## Rows from a figure dataset

"""

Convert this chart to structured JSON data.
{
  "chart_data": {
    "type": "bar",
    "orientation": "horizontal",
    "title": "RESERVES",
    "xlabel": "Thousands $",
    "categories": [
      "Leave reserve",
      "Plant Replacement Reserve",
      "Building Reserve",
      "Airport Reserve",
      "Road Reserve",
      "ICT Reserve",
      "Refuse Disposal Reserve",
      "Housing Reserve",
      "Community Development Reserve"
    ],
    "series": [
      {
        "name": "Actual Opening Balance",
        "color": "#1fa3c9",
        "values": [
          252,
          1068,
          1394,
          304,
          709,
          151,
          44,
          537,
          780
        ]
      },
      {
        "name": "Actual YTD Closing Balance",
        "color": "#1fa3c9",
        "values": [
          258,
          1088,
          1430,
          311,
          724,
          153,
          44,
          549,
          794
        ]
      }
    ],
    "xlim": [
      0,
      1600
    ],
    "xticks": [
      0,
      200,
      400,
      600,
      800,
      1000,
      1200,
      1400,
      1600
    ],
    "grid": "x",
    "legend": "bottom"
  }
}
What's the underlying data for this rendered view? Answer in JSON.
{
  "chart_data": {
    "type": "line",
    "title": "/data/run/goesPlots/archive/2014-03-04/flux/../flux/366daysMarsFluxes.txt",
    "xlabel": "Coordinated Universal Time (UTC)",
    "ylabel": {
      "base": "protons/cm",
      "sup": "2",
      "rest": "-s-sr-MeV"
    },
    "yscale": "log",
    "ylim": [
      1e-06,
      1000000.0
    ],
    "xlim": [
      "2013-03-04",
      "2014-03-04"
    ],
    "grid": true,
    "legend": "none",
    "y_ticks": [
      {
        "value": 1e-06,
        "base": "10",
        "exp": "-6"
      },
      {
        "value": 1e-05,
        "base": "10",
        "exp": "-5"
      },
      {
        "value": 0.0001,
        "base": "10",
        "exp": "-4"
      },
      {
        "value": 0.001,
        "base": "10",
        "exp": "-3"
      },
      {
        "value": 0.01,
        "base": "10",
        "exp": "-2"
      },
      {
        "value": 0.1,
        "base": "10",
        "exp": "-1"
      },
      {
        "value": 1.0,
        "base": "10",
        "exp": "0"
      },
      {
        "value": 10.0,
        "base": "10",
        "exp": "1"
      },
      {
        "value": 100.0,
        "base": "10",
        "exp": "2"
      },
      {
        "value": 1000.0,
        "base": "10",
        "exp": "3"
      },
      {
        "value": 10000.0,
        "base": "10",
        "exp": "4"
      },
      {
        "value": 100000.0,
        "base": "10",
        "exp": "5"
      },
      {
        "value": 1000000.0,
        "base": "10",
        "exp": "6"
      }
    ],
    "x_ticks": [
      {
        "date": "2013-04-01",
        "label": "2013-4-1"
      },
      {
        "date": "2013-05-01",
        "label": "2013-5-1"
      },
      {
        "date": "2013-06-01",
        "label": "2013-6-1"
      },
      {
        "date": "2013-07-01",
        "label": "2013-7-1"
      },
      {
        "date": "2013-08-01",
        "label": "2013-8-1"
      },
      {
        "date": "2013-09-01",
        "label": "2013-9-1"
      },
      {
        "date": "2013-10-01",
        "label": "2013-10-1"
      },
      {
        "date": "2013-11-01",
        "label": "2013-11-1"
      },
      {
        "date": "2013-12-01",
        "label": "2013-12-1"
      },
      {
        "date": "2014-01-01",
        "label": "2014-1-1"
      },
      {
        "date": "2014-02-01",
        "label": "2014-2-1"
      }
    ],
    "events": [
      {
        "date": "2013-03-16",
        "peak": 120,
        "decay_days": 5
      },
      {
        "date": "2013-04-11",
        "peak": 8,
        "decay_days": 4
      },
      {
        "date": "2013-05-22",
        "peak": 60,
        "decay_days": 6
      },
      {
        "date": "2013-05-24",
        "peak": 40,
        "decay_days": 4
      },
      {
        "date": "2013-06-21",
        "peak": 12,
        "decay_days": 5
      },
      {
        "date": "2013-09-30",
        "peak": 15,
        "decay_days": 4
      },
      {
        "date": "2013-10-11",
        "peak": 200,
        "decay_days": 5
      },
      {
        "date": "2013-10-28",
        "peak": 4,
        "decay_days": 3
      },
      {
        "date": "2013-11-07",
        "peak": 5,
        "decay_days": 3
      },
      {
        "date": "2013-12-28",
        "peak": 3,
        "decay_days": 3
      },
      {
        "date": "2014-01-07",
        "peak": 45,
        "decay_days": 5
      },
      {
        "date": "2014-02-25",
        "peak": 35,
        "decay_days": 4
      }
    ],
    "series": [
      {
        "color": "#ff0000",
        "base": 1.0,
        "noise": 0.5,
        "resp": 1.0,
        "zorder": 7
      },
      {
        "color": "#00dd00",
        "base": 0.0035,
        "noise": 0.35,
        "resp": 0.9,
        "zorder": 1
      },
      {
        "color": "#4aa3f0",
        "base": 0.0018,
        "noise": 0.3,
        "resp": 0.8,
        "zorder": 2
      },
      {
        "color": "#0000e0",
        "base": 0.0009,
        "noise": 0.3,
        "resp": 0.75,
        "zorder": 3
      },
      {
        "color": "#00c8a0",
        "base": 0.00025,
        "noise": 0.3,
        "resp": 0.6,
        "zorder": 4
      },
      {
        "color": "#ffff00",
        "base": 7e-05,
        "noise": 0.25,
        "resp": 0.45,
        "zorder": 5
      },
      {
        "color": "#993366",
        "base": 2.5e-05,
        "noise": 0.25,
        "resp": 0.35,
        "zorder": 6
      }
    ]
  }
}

"""

Produce an exact copy of every entry above.

Convert this chart to structured JSON data.
{
  "chart_data": {
    "type": "bar",
    "orientation": "horizontal",
    "title": "RESERVES",
    "xlabel": "Thousands $",
    "categories": [
      "Leave reserve",
      "Plant Replacement Reserve",
      "Building Reserve",
      "Airport Reserve",
      "Road Reserve",
      "ICT Reserve",
      "Refuse Disposal Reserve",
      "Housing Reserve",
      "Community Development Reserve"
    ],
    "series": [
      {
        "name": "Actual Opening Balance",
        "color": "#1fa3c9",
        "values": [
          252,
          1068,
          1394,
          304,
          709,
          151,
          44,
          537,
          780
        ]
      },
      {
        "name": "Actual YTD Closing Balance",
        "color": "#1fa3c9",
        "values": [
          258,
          1088,
          1430,
          311,
          724,
          153,
          44,
          549,
          794
        ]
      }
    ],
    "xlim": [
      0,
      1600
    ],
    "xticks": [
      0,
      200,
      400,
      600,
      800,
      1000,
      1200,
      1400,
      1600
    ],
    "grid": "x",
    "legend": "bottom"
  }
}
What's the underlying data for this rendered view? Answer in JSON.
{
  "chart_data": {
    "type": "line",
    "title": "/data/run/goesPlots/archive/2014-03-04/flux/../flux/366daysMarsFluxes.txt",
    "xlabel": "Coordinated Universal Time (UTC)",
    "ylabel": {
      "base": "protons/cm",
      "sup": "2",
      "rest": "-s-sr-MeV"
    },
    "yscale": "log",
    "ylim": [
      1e-06,
      1000000.0
    ],
    "xlim": [
      "2013-03-04",
      "2014-03-04"
    ],
    "grid": true,
    "legend": "none",
    "y_ticks": [
      {
        "value": 1e-06,
        "base": "10",
        "exp": "-6"
      },
      {
        "value": 1e-05,
        "base": "10",
        "exp": "-5"
      },
      {
        "value": 0.0001,
        "base": "10",
        "exp": "-4"
      },
      {
        "value": 0.001,
        "base": "10",
        "exp": "-3"
      },
      {
        "value": 0.01,
        "base": "10",
        "exp": "-2"
      },
      {
        "value": 0.1,
        "base": "10",
        "exp": "-1"
      },
      {
        "value": 1.0,
        "base": "10",
        "exp": "0"
      },
      {
        "value": 10.0,
        "base": "10",
        "exp": "1"
      },
      {
        "value": 100.0,
        "base": "10",
        "exp": "2"
      },
      {
        "value": 1000.0,
        "base": "10",
        "exp": "3"
      },
      {
        "value": 10000.0,
        "base": "10",
        "exp": "4"
      },
      {
        "value": 100000.0,
        "base": "10",
        "exp": "5"
      },
      {
        "value": 1000000.0,
        "base": "10",
        "exp": "6"
      }
    ],
    "x_ticks": [
      {
        "date": "2013-04-01",
        "label": "2013-4-1"
      },
      {
        "date": "2013-05-01",
        "label": "2013-5-1"
      },
      {
        "date": "2013-06-01",
        "label": "2013-6-1"
      },
      {
        "date": "2013-07-01",
        "label": "2013-7-1"
      },
      {
        "date": "2013-08-01",
        "label": "2013-8-1"
      },
      {
        "date": "2013-09-01",
        "label": "2013-9-1"
      },
      {
        "date": "2013-10-01",
        "label": "2013-10-1"
      },
      {
        "date": "2013-11-01",
        "label": "2013-11-1"
      },
      {
        "date": "2013-12-01",
        "label": "2013-12-1"
      },
      {
        "date": "2014-01-01",
        "label": "2014-1-1"
      },
      {
        "date": "2014-02-01",
        "label": "2014-2-1"
      }
    ],
    "events": [
      {
        "date": "2013-03-16",
        "peak": 120,
        "decay_days": 5
      },
      {
        "date": "2013-04-11",
        "peak": 8,
        "decay_days": 4
      },
      {
        "date": "2013-05-22",
        "peak": 60,
        "decay_days": 6
      },
      {
        "date": "2013-05-24",
        "peak": 40,
        "decay_days": 4
      },
      {
        "date": "2013-06-21",
        "peak": 12,
        "decay_days": 5
      },
      {
        "date": "2013-09-30",
        "peak": 15,
        "decay_days": 4
      },
      {
        "date": "2013-10-11",
        "peak": 200,
        "decay_days": 5
      },
      {
        "date": "2013-10-28",
        "peak": 4,
        "decay_days": 3
      },
      {
        "date": "2013-11-07",
        "peak": 5,
        "decay_days": 3
      },
      {
        "date": "2013-12-28",
        "peak": 3,
        "decay_days": 3
      },
      {
        "date": "2014-01-07",
        "peak": 45,
        "decay_days": 5
      },
      {
        "date": "2014-02-25",
        "peak": 35,
        "decay_days": 4
      }
    ],
    "series": [
      {
        "color": "#ff0000",
        "base": 1.0,
        "noise": 0.5,
        "resp": 1.0,
        "zorder": 7
      },
      {
        "color": "#00dd00",
        "base": 0.0035,
        "noise": 0.35,
        "resp": 0.9,
        "zorder": 1
      },
      {
        "color": "#4aa3f0",
        "base": 0.0018,
        "noise": 0.3,
        "resp": 0.8,
        "zorder": 2
      },
      {
        "color": "#0000e0",
        "base": 0.0009,
        "noise": 0.3,
        "resp": 0.75,
        "zorder": 3
      },
      {
        "color": "#00c8a0",
        "base": 0.00025,
        "noise": 0.3,
        "resp": 0.6,
        "zorder": 4
      },
      {
        "color": "#ffff00",
        "base": 7e-05,
        "noise": 0.25,
        "resp": 0.45,
        "zorder": 5
      },
      {
        "color": "#993366",
        "base": 2.5e-05,
        "noise": 0.25,
        "resp": 0.35,
        "zorder": 6
      }
    ]
  }
}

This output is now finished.